• [Objective]: Your task is to copy every line of this material exactly.

• [Task data]:
......

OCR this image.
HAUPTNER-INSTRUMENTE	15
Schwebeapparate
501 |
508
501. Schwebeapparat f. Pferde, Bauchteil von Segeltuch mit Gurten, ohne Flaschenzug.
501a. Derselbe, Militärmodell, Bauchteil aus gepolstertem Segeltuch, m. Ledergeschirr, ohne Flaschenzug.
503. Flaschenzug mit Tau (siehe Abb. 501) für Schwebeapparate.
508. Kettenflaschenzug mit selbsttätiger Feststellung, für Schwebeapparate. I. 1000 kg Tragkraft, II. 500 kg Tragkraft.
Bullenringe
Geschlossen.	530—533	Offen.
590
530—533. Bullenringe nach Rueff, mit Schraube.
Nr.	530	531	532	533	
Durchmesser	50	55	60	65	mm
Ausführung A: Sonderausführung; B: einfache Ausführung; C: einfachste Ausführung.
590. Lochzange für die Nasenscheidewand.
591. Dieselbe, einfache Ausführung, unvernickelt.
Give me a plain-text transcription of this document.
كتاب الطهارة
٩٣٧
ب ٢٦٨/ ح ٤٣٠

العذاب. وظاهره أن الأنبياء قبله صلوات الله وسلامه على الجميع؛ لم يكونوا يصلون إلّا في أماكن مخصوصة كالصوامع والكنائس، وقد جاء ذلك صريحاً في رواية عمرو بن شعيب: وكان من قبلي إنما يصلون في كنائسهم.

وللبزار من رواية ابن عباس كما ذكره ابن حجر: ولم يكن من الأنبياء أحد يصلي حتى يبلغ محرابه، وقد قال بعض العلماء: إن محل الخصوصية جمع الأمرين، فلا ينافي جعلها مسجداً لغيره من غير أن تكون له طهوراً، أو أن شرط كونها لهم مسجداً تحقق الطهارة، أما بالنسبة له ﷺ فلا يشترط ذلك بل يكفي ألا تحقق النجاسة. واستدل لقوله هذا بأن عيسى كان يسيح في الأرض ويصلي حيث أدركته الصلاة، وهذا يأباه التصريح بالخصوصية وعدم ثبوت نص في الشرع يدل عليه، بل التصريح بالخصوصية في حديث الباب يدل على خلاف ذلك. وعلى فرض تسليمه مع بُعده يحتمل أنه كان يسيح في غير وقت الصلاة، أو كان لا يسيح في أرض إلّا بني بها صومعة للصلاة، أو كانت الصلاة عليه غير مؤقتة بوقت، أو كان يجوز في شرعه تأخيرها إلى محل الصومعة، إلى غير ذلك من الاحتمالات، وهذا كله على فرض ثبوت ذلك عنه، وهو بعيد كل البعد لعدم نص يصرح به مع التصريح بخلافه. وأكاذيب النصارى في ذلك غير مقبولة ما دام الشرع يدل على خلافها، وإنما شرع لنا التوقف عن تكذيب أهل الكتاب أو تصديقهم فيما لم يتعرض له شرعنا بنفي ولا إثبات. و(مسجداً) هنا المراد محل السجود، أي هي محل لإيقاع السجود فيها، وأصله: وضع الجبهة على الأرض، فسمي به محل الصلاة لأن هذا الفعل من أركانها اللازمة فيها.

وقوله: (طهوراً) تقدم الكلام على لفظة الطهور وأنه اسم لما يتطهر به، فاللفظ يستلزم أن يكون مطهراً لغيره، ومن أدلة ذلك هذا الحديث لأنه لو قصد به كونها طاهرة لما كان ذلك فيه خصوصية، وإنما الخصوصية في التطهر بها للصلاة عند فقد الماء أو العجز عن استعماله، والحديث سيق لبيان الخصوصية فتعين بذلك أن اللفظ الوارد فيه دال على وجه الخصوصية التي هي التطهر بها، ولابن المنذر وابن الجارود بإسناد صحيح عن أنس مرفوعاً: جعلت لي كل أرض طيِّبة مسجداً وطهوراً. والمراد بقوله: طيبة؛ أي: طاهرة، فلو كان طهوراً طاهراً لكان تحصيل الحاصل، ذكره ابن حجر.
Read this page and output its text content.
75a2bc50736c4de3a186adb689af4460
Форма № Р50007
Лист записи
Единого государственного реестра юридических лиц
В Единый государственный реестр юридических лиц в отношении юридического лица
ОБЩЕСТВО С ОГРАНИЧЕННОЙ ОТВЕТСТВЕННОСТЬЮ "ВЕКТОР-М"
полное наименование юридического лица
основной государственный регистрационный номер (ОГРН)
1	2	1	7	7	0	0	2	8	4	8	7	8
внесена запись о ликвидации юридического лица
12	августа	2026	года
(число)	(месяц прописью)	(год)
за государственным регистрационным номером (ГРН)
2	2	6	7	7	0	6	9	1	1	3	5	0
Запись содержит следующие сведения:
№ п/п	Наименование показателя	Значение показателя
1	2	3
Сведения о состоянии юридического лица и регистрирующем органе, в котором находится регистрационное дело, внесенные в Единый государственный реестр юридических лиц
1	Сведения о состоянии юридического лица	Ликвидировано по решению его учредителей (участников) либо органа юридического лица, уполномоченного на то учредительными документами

......

• [Response below]:
OCR this image.
HAUPTNER-INSTRUMENTE	15
Schwebeapparate
501 |
508
501. Schwebeapparat f. Pferde, Bauchteil von Segeltuch mit Gurten, ohne Flaschenzug.
501a. Derselbe, Militärmodell, Bauchteil aus gepolstertem Segeltuch, m. Ledergeschirr, ohne Flaschenzug.
503. Flaschenzug mit Tau (siehe Abb. 501) für Schwebeapparate.
508. Kettenflaschenzug mit selbsttätiger Feststellung, für Schwebeapparate. I. 1000 kg Tragkraft, II. 500 kg Tragkraft.
Bullenringe
Geschlossen.	530—533	Offen.
590
530—533. Bullenringe nach Rueff, mit Schraube.
Nr.	530	531	532	533	
Durchmesser	50	55	60	65	mm
Ausführung A: Sonderausführung; B: einfache Ausführung; C: einfachste Ausführung.
590. Lochzange für die Nasenscheidewand.
591. Dieselbe, einfache Ausführung, unvernickelt.
Give me a plain-text transcription of this document.
كتاب الطهارة
٩٣٧
ب ٢٦٨/ ح ٤٣٠

العذاب. وظاهره أن الأنبياء قبله صلوات الله وسلامه على الجميع؛ لم يكونوا يصلون إلّا في أماكن مخصوصة كالصوامع والكنائس، وقد جاء ذلك صريحاً في رواية عمرو بن شعيب: وكان من قبلي إنما يصلون في كنائسهم.

وللبزار من رواية ابن عباس كما ذكره ابن حجر: ولم يكن من الأنبياء أحد يصلي حتى يبلغ محرابه، وقد قال بعض العلماء: إن محل الخصوصية جمع الأمرين، فلا ينافي جعلها مسجداً لغيره من غير أن تكون له طهوراً، أو أن شرط كونها لهم مسجداً تحقق الطهارة، أما بالنسبة له ﷺ فلا يشترط ذلك بل يكفي ألا تحقق النجاسة. واستدل لقوله هذا بأن عيسى كان يسيح في الأرض ويصلي حيث أدركته الصلاة، وهذا يأباه التصريح بالخصوصية وعدم ثبوت نص في الشرع يدل عليه، بل التصريح بالخصوصية في حديث الباب يدل على خلاف ذلك. وعلى فرض تسليمه مع بُعده يحتمل أنه كان يسيح في غير وقت الصلاة، أو كان لا يسيح في أرض إلّا بني بها صومعة للصلاة، أو كانت الصلاة عليه غير مؤقتة بوقت، أو كان يجوز في شرعه تأخيرها إلى محل الصومعة، إلى غير ذلك من الاحتمالات، وهذا كله على فرض ثبوت ذلك عنه، وهو بعيد كل البعد لعدم نص يصرح به مع التصريح بخلافه. وأكاذيب النصارى في ذلك غير مقبولة ما دام الشرع يدل على خلافها، وإنما شرع لنا التوقف عن تكذيب أهل الكتاب أو تصديقهم فيما لم يتعرض له شرعنا بنفي ولا إثبات. و(مسجداً) هنا المراد محل السجود، أي هي محل لإيقاع السجود فيها، وأصله: وضع الجبهة على الأرض، فسمي به محل الصلاة لأن هذا الفعل من أركانها اللازمة فيها.

وقوله: (طهوراً) تقدم الكلام على لفظة الطهور وأنه اسم لما يتطهر به، فاللفظ يستلزم أن يكون مطهراً لغيره، ومن أدلة ذلك هذا الحديث لأنه لو قصد به كونها طاهرة لما كان ذلك فيه خصوصية، وإنما الخصوصية في التطهر بها للصلاة عند فقد الماء أو العجز عن استعماله، والحديث سيق لبيان الخصوصية فتعين بذلك أن اللفظ الوارد فيه دال على وجه الخصوصية التي هي التطهر بها، ولابن المنذر وابن الجارود بإسناد صحيح عن أنس مرفوعاً: جعلت لي كل أرض طيِّبة مسجداً وطهوراً. والمراد بقوله: طيبة؛ أي: طاهرة، فلو كان طهوراً طاهراً لكان تحصيل الحاصل، ذكره ابن حجر.
Read this page and output its text content.
75a2bc50736c4de3a186adb689af4460
Форма № Р50007
Лист записи
Единого государственного реестра юридических лиц
В Единый государственный реестр юридических лиц в отношении юридического лица
ОБЩЕСТВО С ОГРАНИЧЕННОЙ ОТВЕТСТВЕННОСТЬЮ "ВЕКТОР-М"
полное наименование юридического лица
основной государственный регистрационный номер (ОГРН)
1	2	1	7	7	0	0	2	8	4	8	7	8
внесена запись о ликвидации юридического лица
12	августа	2026	года
(число)	(месяц прописью)	(год)
за государственным регистрационным номером (ГРН)
2	2	6	7	7	0	6	9	1	1	3	5	0
Запись содержит следующие сведения:
№ п/п	Наименование показателя	Значение показателя
1	2	3
Сведения о состоянии юридического лица и регистрирующем органе, в котором находится регистрационное дело, внесенные в Единый государственный реестр юридических лиц
1	Сведения о состоянии юридического лица	Ликвидировано по решению его учредителей (участников) либо органа юридического лица, уполномоченного на то учредительными документами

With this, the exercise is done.